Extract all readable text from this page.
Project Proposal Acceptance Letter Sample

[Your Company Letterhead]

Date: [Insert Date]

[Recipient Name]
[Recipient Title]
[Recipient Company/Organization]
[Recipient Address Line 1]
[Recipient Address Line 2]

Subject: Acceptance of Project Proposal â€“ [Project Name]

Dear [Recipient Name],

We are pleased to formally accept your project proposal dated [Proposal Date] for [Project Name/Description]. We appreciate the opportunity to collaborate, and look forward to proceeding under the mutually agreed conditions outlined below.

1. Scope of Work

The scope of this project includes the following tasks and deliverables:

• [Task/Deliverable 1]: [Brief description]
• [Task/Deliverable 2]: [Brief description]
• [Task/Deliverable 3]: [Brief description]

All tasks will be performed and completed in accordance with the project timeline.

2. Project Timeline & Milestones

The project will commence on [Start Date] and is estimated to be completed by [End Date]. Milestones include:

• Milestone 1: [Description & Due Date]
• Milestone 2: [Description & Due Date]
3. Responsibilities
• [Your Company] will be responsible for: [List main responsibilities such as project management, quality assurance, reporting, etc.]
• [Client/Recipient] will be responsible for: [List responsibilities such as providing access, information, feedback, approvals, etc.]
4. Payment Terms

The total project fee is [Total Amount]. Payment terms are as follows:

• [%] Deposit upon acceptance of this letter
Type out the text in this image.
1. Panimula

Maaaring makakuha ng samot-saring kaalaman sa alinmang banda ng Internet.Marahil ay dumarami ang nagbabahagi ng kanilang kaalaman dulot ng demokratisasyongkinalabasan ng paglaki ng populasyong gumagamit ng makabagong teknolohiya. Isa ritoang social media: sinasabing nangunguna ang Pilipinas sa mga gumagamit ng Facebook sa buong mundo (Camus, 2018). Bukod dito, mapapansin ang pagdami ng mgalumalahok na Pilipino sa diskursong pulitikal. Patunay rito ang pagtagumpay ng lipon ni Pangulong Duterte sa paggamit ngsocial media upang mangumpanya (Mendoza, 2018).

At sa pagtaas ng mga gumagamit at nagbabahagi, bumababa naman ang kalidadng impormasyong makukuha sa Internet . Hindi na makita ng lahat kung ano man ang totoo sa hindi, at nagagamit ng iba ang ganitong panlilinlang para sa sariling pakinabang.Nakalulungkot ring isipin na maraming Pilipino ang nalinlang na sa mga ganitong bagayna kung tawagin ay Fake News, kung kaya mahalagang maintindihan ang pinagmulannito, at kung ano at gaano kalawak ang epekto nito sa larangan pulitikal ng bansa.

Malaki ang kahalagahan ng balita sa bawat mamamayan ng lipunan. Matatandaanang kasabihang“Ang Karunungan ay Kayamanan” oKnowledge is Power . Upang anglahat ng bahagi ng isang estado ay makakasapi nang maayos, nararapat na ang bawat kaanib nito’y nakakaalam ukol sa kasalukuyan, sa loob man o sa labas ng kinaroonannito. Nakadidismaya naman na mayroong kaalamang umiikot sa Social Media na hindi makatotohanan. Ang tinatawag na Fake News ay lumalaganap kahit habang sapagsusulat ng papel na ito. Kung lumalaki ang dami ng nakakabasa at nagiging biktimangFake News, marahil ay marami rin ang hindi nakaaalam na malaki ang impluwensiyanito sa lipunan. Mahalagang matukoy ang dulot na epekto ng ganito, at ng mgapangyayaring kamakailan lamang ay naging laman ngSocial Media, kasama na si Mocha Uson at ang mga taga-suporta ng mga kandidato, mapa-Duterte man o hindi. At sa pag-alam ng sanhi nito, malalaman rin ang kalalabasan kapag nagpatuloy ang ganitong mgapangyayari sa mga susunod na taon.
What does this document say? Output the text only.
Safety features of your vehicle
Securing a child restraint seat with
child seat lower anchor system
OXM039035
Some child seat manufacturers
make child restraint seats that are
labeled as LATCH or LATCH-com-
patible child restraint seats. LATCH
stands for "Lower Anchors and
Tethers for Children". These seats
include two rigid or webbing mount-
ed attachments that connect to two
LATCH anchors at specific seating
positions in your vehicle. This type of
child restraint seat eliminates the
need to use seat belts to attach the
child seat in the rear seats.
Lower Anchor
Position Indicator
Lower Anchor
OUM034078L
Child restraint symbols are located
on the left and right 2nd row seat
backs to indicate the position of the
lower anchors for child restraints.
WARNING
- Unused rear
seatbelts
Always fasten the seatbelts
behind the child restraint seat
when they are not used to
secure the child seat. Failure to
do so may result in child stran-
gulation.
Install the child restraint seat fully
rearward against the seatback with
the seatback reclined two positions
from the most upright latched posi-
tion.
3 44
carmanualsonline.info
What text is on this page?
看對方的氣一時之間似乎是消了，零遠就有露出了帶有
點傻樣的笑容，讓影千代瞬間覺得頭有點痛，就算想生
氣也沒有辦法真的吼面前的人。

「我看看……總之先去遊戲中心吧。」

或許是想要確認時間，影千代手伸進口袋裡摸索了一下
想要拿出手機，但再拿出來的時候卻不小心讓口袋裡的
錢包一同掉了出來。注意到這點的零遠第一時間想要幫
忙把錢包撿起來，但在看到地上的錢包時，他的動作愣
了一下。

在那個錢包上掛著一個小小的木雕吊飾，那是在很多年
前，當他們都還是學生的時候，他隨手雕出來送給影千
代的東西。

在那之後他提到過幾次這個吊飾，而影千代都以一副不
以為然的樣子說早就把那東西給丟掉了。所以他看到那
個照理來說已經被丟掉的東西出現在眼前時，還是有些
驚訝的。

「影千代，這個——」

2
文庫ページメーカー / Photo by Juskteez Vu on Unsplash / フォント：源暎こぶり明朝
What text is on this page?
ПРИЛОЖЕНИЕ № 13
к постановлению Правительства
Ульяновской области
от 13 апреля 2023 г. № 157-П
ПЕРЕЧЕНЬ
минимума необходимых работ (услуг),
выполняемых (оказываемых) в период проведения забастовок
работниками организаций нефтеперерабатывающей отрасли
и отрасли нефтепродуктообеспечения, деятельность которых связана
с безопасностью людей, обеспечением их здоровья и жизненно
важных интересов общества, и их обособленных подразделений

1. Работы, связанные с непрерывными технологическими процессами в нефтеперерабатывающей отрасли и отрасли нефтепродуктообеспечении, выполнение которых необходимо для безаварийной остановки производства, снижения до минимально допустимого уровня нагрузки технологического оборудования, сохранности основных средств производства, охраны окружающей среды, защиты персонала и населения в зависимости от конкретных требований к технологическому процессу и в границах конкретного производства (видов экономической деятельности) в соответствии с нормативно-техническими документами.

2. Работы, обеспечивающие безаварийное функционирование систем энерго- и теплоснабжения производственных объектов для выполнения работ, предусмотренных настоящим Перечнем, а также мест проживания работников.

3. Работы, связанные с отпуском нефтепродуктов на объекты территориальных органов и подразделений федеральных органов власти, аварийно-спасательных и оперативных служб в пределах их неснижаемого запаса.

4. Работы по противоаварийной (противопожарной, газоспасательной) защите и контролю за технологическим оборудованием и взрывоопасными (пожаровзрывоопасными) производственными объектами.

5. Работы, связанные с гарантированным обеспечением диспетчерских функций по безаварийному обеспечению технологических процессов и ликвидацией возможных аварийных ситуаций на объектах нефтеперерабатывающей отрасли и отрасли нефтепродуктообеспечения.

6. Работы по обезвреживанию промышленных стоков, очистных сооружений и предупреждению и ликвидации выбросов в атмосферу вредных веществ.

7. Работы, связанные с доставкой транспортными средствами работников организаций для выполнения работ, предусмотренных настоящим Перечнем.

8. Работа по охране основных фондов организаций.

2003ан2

SHORT EXERCISE
Figure out how many lines above include the string "Payment", then report that number and nothing else.

TASK RESPONSE
2